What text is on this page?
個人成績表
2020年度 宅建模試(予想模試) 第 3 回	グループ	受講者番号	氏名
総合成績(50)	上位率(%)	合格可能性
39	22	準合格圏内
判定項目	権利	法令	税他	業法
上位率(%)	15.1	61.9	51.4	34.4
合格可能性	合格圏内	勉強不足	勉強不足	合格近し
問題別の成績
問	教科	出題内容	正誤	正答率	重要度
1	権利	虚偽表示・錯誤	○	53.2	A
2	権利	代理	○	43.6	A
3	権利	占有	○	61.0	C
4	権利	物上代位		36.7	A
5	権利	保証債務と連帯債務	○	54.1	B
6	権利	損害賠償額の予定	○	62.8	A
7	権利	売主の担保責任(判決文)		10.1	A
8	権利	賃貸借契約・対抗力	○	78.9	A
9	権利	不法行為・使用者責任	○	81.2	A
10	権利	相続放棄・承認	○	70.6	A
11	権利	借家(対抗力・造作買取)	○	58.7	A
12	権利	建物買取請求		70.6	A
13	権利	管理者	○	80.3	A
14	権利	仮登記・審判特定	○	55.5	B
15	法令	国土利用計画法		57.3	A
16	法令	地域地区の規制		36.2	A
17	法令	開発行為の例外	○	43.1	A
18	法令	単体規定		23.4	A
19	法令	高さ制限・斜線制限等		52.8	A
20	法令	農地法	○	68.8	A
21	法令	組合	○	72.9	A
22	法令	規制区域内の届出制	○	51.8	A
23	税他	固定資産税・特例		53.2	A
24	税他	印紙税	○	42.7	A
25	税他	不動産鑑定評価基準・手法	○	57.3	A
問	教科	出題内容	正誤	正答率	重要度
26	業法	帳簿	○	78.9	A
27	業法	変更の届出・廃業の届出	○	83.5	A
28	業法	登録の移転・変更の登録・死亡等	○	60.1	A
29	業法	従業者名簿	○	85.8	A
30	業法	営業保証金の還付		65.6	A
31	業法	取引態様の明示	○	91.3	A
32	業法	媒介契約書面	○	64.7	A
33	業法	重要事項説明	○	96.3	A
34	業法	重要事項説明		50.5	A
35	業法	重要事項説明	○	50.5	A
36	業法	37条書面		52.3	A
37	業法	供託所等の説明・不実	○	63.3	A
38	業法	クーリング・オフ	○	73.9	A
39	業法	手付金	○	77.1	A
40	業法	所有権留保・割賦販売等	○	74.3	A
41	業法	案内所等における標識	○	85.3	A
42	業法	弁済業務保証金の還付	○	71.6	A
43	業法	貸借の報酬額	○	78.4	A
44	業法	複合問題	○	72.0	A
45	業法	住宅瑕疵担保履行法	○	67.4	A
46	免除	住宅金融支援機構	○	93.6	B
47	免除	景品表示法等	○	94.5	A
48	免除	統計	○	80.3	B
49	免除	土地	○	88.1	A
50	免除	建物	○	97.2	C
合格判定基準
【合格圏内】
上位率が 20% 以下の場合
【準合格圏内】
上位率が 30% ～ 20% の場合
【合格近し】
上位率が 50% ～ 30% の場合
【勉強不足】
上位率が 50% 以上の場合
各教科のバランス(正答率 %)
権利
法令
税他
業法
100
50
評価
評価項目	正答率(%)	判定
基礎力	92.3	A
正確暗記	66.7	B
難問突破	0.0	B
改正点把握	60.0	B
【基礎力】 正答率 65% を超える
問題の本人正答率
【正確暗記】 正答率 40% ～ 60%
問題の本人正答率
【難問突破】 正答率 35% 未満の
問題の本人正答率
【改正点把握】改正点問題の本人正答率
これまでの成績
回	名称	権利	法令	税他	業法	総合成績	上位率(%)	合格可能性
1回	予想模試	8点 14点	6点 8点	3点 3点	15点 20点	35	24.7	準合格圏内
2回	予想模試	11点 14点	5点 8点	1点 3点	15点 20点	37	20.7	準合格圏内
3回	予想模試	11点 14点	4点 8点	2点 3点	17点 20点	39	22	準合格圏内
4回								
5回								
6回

▶ Exercise details:
Copy the data above in full, character for character.

▶ Response to this exercise:
What text is on this page?
個人成績表
2020年度 宅建模試(予想模試) 第 3 回	グループ	受講者番号	氏名
総合成績(50)	上位率(%)	合格可能性
39	22	準合格圏内
判定項目	権利	法令	税他	業法
上位率(%)	15.1	61.9	51.4	34.4
合格可能性	合格圏内	勉強不足	勉強不足	合格近し
問題別の成績
問	教科	出題内容	正誤	正答率	重要度
1	権利	虚偽表示・錯誤	○	53.2	A
2	権利	代理	○	43.6	A
3	権利	占有	○	61.0	C
4	権利	物上代位		36.7	A
5	権利	保証債務と連帯債務	○	54.1	B
6	権利	損害賠償額の予定	○	62.8	A
7	権利	売主の担保責任(判決文)		10.1	A
8	権利	賃貸借契約・対抗力	○	78.9	A
9	権利	不法行為・使用者責任	○	81.2	A
10	権利	相続放棄・承認	○	70.6	A
11	権利	借家(対抗力・造作買取)	○	58.7	A
12	権利	建物買取請求		70.6	A
13	権利	管理者	○	80.3	A
14	権利	仮登記・審判特定	○	55.5	B
15	法令	国土利用計画法		57.3	A
16	法令	地域地区の規制		36.2	A
17	法令	開発行為の例外	○	43.1	A
18	法令	単体規定		23.4	A
19	法令	高さ制限・斜線制限等		52.8	A
20	法令	農地法	○	68.8	A
21	法令	組合	○	72.9	A
22	法令	規制区域内の届出制	○	51.8	A
23	税他	固定資産税・特例		53.2	A
24	税他	印紙税	○	42.7	A
25	税他	不動産鑑定評価基準・手法	○	57.3	A
問	教科	出題内容	正誤	正答率	重要度
26	業法	帳簿	○	78.9	A
27	業法	変更の届出・廃業の届出	○	83.5	A
28	業法	登録の移転・変更の登録・死亡等	○	60.1	A
29	業法	従業者名簿	○	85.8	A
30	業法	営業保証金の還付		65.6	A
31	業法	取引態様の明示	○	91.3	A
32	業法	媒介契約書面	○	64.7	A
33	業法	重要事項説明	○	96.3	A
34	業法	重要事項説明		50.5	A
35	業法	重要事項説明	○	50.5	A
36	業法	37条書面		52.3	A
37	業法	供託所等の説明・不実	○	63.3	A
38	業法	クーリング・オフ	○	73.9	A
39	業法	手付金	○	77.1	A
40	業法	所有権留保・割賦販売等	○	74.3	A
41	業法	案内所等における標識	○	85.3	A
42	業法	弁済業務保証金の還付	○	71.6	A
43	業法	貸借の報酬額	○	78.4	A
44	業法	複合問題	○	72.0	A
45	業法	住宅瑕疵担保履行法	○	67.4	A
46	免除	住宅金融支援機構	○	93.6	B
47	免除	景品表示法等	○	94.5	A
48	免除	統計	○	80.3	B
49	免除	土地	○	88.1	A
50	免除	建物	○	97.2	C
合格判定基準
【合格圏内】
上位率が 20% 以下の場合
【準合格圏内】
上位率が 30% ～ 20% の場合
【合格近し】
上位率が 50% ～ 30% の場合
【勉強不足】
上位率が 50% 以上の場合
各教科のバランス(正答率 %)
権利
法令
税他
業法
100
50
評価
評価項目	正答率(%)	判定
基礎力	92.3	A
正確暗記	66.7	B
難問突破	0.0	B
改正点把握	60.0	B
【基礎力】 正答率 65% を超える
問題の本人正答率
【正確暗記】 正答率 40% ～ 60%
問題の本人正答率
【難問突破】 正答率 35% 未満の
問題の本人正答率
【改正点把握】改正点問題の本人正答率
これまでの成績
回	名称	権利	法令	税他	業法	総合成績	上位率(%)	合格可能性
1回	予想模試	8点 14点	6点 8点	3点 3点	15点 20点	35	24.7	準合格圏内
2回	予想模試	11点 14点	5点 8点	1点 3点	15点 20点	37	20.7	準合格圏内
3回	予想模試	11点 14点	4点 8点	2点 3点	17点 20点	39	22	準合格圏内
4回								
5回								
6回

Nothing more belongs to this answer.